▶ _任务要求 A_
请把数据行从第一行起、一直到包含“1206, 2191, 1351]”的那一行（含首尾两行）逐字原样输出，只输出这些行。
▶ _任务要求 B_
考证《圣武亲征录》作者与译者的那篇文章写到这里为止，能否从它的最后一句之后接着续写下去？

▶ _节选_
###

《圣武亲征录》的作者、译者考疑

2015-05-14 04:04鲍音

鲍音

摘 要:《圣武亲征录》撰成于忽必烈在位时期,该史籍的译者及原作者是谁,史无定论。本文经过考疑,根据赵璧及孛罗丞相的生平事迹以及相关资料,认为孛罗丞相是该史籍原蒙古文本的作者,赵璧是该史籍的汉译文本的撰成者。孛罗丞相是忽必烈在位时期的著名史学家,他参预了《史集》蒙古史部分的撰写,《圣武亲征录》的内容尽含于《史集》中。

关键词:赵璧;孛罗丞相;《史集》;考疑

中图分类号:K247 文献标识码:A 文章编号:1673-2596(2015)04-0011-05

《圣武亲征录》(以下简称《录》)的作者、译者究竟是谁,史无定论。本文提出其作者是孛罗丞相,汉译文本的译者是赵璧。此定论有何依据,余作如下考疑,供学界参考批评。

###

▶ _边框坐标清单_
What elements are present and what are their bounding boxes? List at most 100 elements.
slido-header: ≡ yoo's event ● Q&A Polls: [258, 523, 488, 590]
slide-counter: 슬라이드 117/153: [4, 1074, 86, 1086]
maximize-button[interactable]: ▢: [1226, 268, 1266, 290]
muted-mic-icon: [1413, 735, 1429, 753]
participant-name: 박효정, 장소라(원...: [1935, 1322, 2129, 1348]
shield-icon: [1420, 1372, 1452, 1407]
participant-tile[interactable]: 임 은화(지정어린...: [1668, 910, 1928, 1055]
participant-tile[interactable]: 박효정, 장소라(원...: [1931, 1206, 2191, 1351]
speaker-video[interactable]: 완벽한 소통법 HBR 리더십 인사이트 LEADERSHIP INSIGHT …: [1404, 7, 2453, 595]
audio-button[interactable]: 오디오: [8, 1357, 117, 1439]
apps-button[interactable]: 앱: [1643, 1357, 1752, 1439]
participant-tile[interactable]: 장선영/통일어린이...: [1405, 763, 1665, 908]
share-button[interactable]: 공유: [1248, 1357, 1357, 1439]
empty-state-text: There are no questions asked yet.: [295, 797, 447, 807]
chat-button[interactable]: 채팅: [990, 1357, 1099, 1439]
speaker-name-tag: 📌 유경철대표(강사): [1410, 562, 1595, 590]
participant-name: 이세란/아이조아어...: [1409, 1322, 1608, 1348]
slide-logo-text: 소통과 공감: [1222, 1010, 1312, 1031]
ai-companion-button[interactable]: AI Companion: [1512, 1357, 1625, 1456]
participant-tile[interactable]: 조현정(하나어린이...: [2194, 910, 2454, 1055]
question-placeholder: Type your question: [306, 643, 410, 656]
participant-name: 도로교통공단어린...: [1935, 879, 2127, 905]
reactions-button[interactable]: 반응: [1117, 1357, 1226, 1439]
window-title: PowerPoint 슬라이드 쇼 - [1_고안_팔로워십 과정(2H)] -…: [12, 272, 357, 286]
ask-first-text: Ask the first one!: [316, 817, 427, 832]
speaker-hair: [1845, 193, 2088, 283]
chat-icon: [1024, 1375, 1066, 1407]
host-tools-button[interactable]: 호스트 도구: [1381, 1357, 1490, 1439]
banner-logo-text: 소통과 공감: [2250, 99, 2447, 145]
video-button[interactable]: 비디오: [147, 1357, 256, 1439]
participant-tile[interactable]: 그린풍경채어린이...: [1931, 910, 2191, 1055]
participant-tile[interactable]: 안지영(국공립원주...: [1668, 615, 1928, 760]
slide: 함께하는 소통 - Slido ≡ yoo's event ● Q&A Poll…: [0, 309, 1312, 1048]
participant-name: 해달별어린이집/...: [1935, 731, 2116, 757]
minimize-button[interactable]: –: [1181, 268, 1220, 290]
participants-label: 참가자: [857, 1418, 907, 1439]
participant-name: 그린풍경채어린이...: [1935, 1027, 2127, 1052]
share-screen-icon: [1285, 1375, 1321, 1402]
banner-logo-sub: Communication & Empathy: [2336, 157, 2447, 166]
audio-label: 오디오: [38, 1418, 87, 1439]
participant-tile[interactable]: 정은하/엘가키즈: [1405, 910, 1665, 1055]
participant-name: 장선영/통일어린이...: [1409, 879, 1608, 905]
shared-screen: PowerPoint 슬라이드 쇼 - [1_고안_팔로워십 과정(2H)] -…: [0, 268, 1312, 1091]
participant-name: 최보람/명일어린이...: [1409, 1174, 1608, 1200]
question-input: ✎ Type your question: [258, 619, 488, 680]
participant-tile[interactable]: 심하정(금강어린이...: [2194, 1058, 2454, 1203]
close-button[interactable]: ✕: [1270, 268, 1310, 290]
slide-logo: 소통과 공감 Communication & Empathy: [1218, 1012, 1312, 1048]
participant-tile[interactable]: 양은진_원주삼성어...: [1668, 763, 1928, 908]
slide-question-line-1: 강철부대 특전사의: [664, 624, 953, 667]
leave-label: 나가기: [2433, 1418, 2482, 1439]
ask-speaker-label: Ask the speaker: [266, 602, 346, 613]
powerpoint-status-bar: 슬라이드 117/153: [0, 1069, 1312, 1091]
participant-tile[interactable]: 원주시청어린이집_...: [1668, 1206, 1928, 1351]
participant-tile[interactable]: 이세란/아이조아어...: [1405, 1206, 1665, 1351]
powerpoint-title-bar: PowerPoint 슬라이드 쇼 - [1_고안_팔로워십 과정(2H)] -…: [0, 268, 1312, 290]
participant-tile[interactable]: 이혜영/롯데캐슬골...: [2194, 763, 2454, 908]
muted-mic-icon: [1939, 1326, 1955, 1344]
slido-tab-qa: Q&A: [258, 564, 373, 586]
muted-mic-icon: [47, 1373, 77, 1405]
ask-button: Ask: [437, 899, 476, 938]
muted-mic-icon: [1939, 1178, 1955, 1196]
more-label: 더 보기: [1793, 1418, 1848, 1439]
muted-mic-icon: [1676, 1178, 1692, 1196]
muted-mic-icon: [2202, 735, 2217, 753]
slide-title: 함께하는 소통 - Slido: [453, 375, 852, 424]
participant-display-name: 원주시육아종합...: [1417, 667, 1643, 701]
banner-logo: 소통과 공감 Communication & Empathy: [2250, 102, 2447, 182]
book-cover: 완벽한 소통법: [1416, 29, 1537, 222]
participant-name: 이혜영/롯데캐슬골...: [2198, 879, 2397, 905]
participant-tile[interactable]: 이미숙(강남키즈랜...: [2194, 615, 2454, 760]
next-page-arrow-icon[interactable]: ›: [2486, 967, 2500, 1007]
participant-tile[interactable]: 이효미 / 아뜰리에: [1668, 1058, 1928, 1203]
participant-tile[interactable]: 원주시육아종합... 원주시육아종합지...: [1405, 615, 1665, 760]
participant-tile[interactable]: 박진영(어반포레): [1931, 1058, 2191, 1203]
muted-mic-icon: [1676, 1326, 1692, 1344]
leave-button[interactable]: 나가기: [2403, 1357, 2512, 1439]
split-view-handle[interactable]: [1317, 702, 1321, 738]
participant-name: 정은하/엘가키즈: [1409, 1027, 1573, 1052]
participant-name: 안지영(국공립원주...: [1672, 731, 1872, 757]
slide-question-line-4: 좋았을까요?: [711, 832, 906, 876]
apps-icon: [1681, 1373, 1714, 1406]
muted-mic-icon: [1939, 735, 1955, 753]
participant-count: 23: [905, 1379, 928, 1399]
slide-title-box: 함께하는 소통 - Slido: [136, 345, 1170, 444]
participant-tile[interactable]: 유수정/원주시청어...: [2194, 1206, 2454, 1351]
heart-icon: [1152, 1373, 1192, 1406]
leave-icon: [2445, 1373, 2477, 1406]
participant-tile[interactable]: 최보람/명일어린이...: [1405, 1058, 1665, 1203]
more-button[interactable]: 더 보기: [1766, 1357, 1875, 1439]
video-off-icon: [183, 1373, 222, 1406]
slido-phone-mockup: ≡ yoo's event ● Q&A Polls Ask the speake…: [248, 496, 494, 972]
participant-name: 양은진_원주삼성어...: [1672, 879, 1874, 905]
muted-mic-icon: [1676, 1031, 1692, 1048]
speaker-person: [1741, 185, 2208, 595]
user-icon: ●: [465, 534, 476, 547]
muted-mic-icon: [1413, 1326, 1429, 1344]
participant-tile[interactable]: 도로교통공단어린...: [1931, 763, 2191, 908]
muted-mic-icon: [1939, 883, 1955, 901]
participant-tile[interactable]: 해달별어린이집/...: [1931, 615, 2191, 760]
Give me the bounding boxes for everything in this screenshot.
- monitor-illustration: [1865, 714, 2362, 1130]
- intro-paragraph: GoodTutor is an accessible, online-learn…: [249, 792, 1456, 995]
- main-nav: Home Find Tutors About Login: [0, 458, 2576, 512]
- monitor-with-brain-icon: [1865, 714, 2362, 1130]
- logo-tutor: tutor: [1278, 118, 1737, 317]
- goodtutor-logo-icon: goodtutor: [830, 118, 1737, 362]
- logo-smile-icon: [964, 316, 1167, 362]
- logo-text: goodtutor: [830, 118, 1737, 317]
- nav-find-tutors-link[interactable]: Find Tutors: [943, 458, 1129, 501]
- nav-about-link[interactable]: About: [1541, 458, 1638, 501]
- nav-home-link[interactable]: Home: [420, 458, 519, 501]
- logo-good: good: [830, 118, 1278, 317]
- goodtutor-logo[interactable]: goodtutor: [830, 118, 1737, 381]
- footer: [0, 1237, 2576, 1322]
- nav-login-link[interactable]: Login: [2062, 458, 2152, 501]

###

▶ _书面作答 A_
What elements are present and what are their bounding boxes? List at most 100 elements.
slido-header: ≡ yoo's event ● Q&A Polls: [258, 523, 488, 590]
slide-counter: 슬라이드 117/153: [4, 1074, 86, 1086]
maximize-button[interactable]: ▢: [1226, 268, 1266, 290]
muted-mic-icon: [1413, 735, 1429, 753]
participant-name: 박효정, 장소라(원...: [1935, 1322, 2129, 1348]
shield-icon: [1420, 1372, 1452, 1407]
participant-tile[interactable]: 임 은화(지정어린...: [1668, 910, 1928, 1055]
participant-tile[interactable]: 박효정, 장소라(원...: [1931, 1206, 2191, 1351]

▶ _书面作答 B_
大多数学者认为《圣武亲征录》的汉译文本的译者是王鹗,其蒙文原本的作者,史书中不曾提及,只有胡和温都尔先生在其出版的蒙译(即还原本)《录》前言中提出和礼霍孙是原蒙古文本的作者,而耶律铸是《圣武亲征录》汉译文本的译者。还有学者认为《录》曾被译成蒙古文本,名曰《金册》,译者是谁也无考知。《录》的原蒙古文本已佚,《金册》也已遗失不存。要想考知《录》的原蒙古文作者及汉译文本译者,确实是个比较困难。余所提出的看法也只是一种比较大胆的设想和估测。本题所论“考疑”,意在排除笔者所持观点以外的诸种说法。

一、《圣武亲征录》的撰写年代

关于该史书的撰写年代是考释作者译者的重要的基本依据,从撰写年代寻找作者、译者,当是唯一途径。《四库全书总目提要》卷五十三《史部·杂史类存目》载:“《皇元圣武亲征录》一卷,不著撰人名氏。首载元太祖初起及太宗时事,自金章宗泰和三年壬戌,始纪甲子,迄于辛丑,凡四十年。史载元世祖中统四年(1263年)参知政事监修国史王鹗延访太祖事迹乞付史馆,此卷疑即当时人所撰上者。其书序述无法,词颇蹇拙,又译语讹异,往往失真,遂有不可尽解者。”这里说“疑”是因无旁证来说明是谁人撰出而付史馆的,但肯定“延访”太祖事迹的时间是中统四年,是元世祖忽必烈当政时期,这是无可否认的事实。余以为原蒙古文本撰成付于史馆后,才有了汉译文本问世。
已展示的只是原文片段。